▶ [THE TASK]:
Review the material line by line. Identify and copy every line that contains the string "heteroatómom".

########################################

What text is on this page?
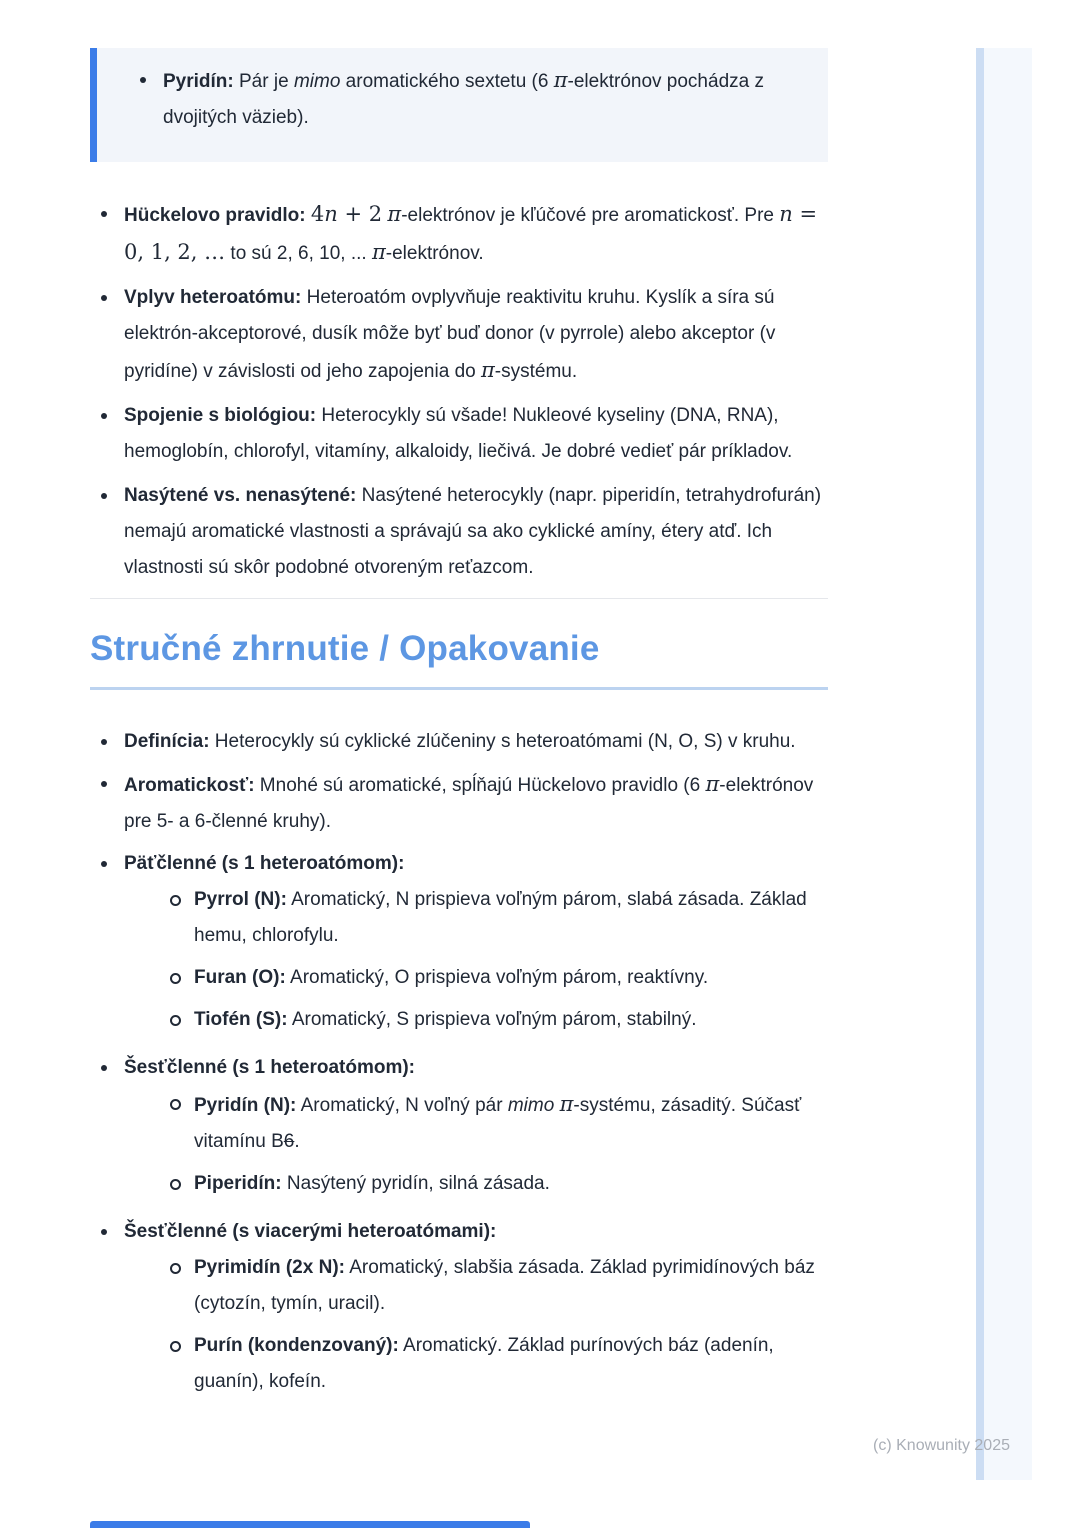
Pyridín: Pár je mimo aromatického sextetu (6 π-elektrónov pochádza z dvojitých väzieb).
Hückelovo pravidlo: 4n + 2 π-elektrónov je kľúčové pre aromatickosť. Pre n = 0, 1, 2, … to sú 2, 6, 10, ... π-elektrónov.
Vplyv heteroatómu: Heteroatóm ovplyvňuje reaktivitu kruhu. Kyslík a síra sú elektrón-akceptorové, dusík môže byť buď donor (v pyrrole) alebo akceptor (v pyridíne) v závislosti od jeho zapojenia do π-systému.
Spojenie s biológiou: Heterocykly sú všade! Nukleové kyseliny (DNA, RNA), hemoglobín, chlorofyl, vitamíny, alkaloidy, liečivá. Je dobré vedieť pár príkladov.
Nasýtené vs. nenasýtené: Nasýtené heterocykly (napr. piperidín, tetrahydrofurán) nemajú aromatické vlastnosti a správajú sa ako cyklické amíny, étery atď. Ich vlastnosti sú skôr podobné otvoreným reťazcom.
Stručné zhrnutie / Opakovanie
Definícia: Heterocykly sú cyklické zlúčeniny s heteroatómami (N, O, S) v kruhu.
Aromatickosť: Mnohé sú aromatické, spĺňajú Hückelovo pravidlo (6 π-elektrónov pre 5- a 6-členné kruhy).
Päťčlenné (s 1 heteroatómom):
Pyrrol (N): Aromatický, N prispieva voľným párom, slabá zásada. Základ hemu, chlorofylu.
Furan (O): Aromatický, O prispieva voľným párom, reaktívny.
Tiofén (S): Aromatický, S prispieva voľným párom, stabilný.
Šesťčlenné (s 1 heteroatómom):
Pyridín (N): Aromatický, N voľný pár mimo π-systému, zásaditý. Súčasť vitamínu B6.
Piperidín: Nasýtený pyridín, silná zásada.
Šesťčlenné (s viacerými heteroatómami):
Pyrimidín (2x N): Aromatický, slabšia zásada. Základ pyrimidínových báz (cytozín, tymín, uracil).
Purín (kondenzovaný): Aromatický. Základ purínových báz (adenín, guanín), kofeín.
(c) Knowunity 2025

########################################

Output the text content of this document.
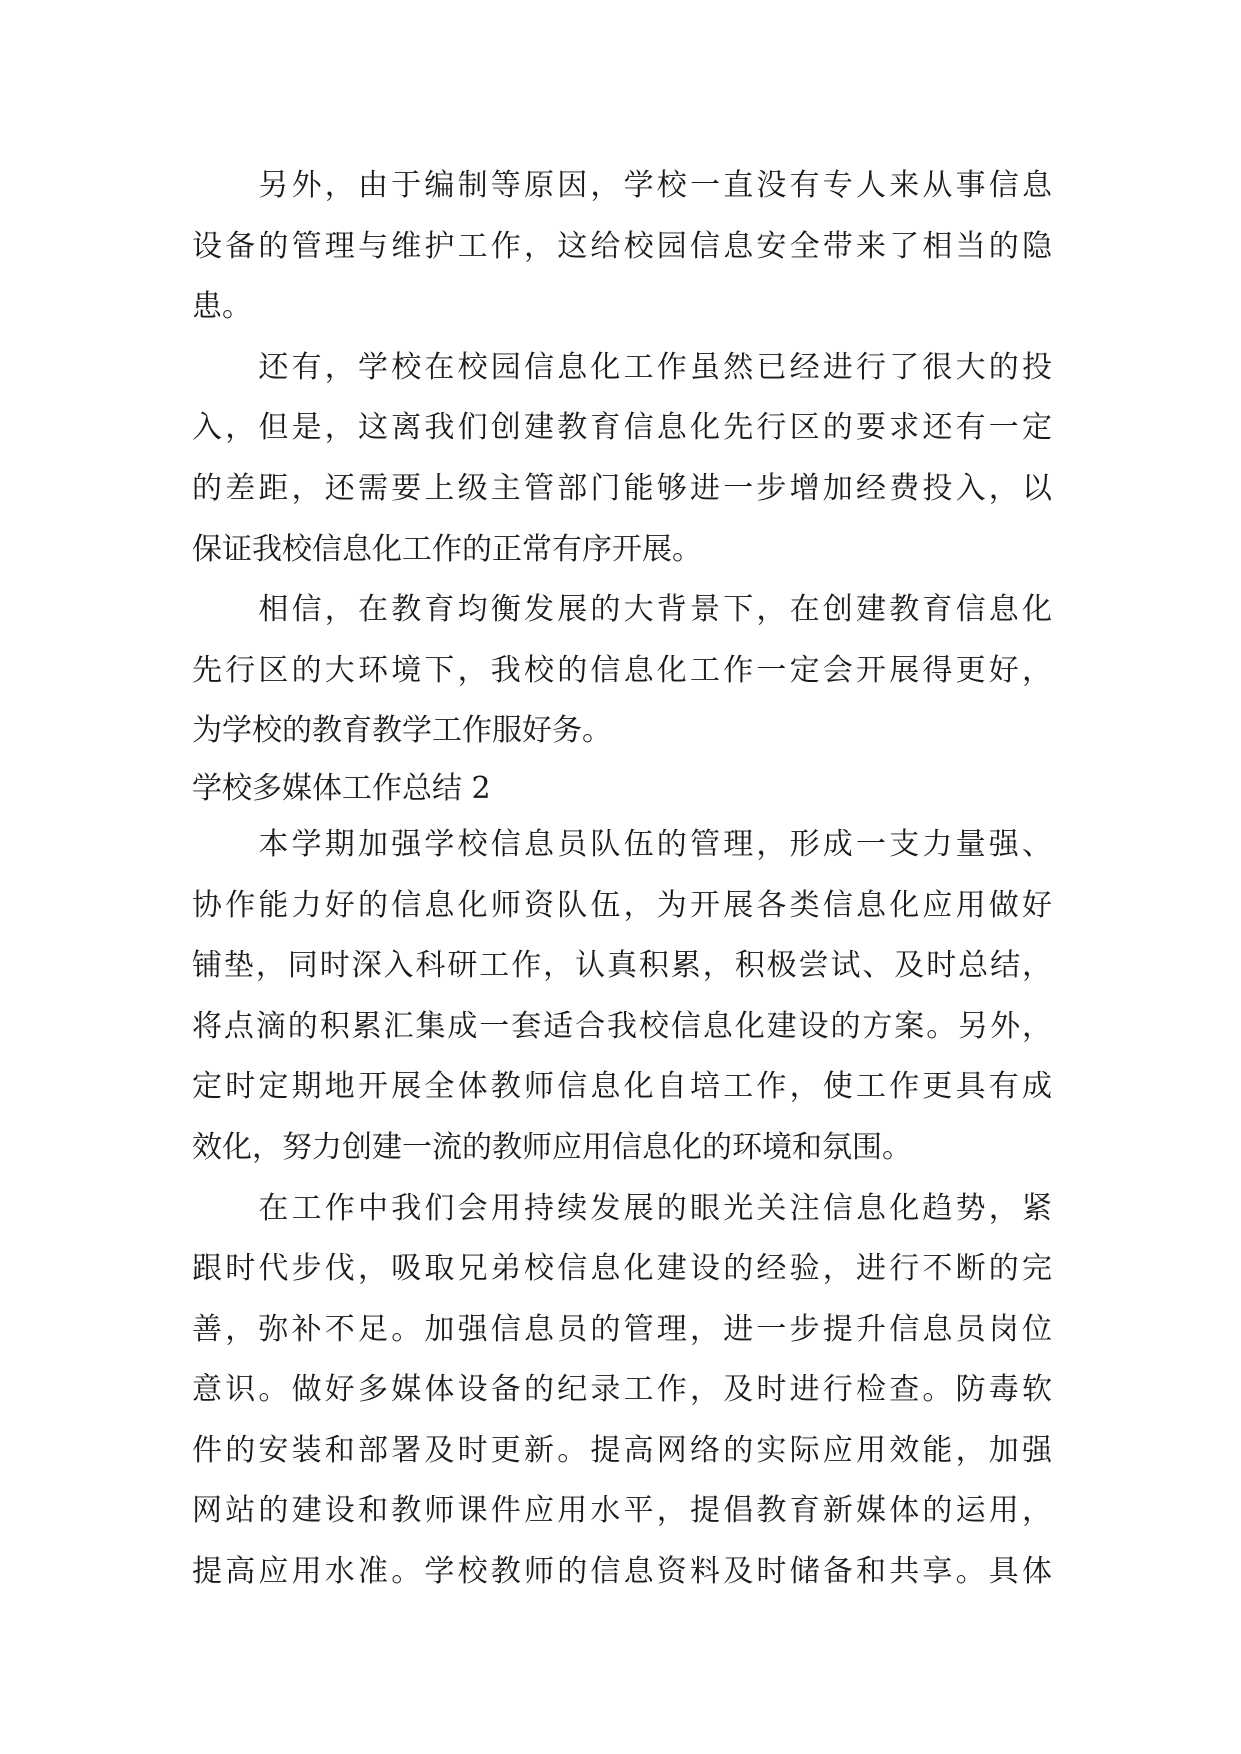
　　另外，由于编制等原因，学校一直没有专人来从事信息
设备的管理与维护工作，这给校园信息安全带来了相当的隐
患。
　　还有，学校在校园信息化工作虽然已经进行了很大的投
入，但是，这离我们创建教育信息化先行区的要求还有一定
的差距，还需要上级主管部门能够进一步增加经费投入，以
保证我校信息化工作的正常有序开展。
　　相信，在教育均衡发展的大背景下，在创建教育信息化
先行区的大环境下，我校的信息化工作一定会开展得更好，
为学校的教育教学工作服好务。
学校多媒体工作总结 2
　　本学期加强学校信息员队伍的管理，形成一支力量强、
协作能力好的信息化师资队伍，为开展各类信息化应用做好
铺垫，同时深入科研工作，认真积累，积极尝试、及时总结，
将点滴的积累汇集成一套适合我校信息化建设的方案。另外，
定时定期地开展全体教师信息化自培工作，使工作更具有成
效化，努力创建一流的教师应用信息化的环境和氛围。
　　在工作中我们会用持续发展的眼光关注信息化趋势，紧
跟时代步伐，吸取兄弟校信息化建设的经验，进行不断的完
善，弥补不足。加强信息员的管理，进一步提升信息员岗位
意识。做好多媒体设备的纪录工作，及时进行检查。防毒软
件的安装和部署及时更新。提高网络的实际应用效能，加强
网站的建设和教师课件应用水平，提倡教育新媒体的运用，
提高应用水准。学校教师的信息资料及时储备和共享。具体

########################################

▶ [FINAL ANSWER]:
Päťčlenné (s 1 heteroatómom):
Šesťčlenné (s 1 heteroatómom):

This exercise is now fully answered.